[Start of Attachment]

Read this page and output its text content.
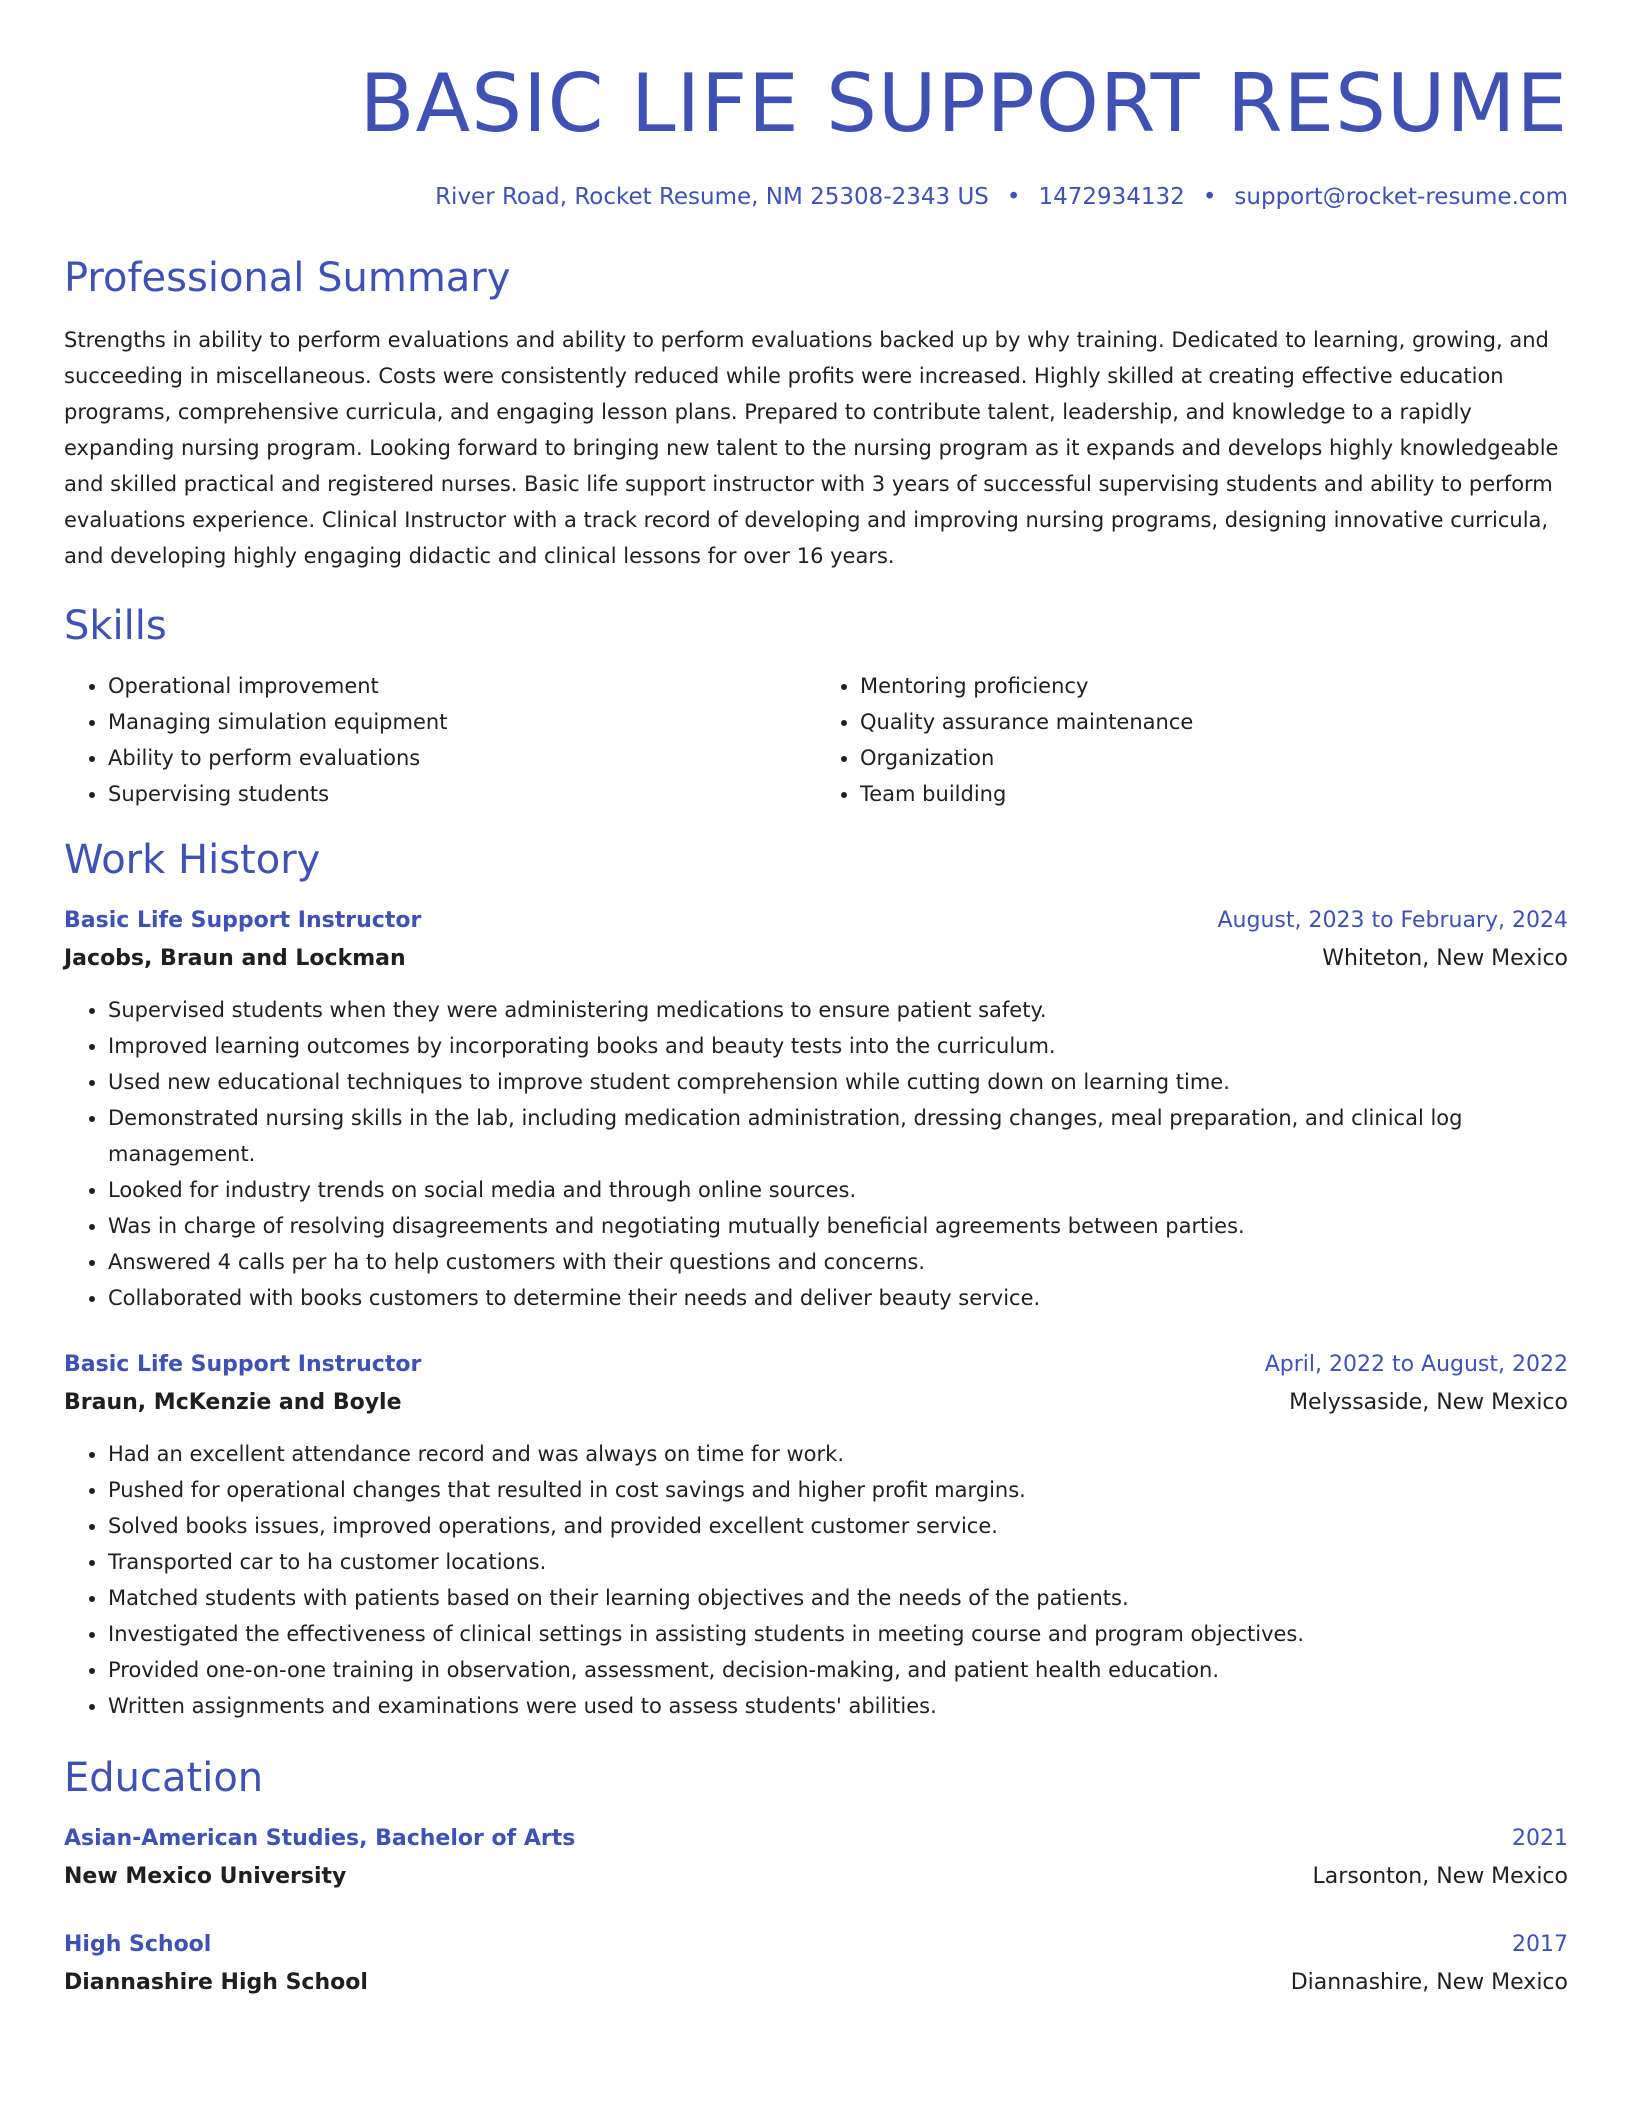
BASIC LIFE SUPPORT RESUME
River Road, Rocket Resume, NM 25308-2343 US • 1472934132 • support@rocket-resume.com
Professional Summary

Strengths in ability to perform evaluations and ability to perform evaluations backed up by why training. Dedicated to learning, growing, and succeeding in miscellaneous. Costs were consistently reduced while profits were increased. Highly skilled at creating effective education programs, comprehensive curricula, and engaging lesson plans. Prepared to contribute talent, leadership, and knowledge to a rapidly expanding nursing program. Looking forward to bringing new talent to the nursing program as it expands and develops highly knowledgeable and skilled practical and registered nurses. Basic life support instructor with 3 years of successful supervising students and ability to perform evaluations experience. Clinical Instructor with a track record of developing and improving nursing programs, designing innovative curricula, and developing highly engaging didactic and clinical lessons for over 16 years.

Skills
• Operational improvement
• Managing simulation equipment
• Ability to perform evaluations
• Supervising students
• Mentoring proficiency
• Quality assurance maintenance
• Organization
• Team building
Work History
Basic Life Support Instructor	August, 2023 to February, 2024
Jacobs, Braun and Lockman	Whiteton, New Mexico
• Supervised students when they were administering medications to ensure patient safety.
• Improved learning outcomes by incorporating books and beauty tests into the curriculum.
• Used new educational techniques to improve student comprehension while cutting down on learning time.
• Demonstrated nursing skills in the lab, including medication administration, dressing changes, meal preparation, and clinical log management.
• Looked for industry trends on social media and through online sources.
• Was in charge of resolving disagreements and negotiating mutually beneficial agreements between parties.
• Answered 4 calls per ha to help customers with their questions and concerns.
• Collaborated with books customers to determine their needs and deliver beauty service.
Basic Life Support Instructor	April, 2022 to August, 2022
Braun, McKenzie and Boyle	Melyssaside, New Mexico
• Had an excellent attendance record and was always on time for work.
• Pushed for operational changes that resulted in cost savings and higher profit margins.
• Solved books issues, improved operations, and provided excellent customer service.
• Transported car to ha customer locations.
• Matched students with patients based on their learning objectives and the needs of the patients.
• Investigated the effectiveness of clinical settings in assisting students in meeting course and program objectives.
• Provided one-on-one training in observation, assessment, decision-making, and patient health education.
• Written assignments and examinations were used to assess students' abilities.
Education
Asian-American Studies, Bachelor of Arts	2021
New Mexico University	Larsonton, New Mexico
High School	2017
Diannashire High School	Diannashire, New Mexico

[End of Attachment]
[Start of Attachment]

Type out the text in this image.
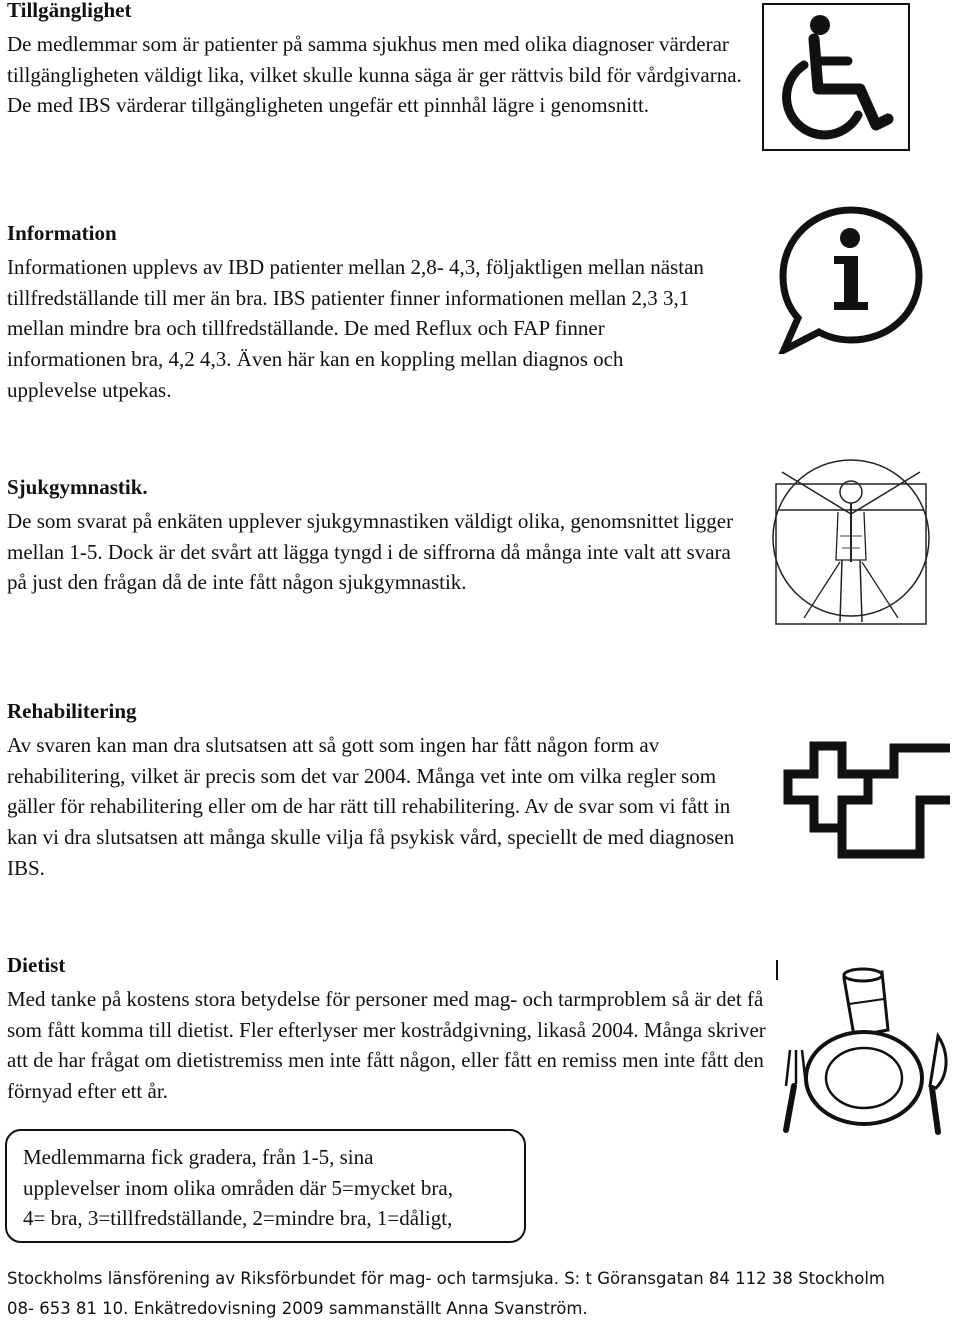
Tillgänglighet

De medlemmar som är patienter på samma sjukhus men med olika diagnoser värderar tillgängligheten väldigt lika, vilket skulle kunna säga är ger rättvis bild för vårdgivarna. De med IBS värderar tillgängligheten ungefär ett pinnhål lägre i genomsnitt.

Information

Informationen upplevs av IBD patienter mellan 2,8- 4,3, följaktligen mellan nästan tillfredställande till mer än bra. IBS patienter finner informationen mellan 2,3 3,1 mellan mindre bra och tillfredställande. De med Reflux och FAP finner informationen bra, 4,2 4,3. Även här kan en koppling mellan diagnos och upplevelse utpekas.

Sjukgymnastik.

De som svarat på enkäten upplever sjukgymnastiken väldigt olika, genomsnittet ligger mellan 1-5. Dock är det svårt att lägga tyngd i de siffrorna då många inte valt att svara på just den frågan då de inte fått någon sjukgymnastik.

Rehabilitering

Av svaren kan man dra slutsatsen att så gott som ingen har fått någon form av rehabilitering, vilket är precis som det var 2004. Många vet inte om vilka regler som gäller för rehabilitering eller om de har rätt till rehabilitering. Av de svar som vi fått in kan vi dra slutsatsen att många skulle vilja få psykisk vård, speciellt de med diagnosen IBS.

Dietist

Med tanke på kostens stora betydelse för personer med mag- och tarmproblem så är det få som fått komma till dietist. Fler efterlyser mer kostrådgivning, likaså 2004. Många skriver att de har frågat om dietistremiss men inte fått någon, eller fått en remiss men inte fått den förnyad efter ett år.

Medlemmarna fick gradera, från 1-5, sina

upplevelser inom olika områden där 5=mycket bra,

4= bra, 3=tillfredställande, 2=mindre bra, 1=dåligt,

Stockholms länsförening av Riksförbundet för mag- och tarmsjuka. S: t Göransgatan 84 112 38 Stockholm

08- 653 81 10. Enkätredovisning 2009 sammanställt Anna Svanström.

[End of Attachment]

* **What to produce**
Give only the number of lines in the entries that contain "School".

* **Task answer**
2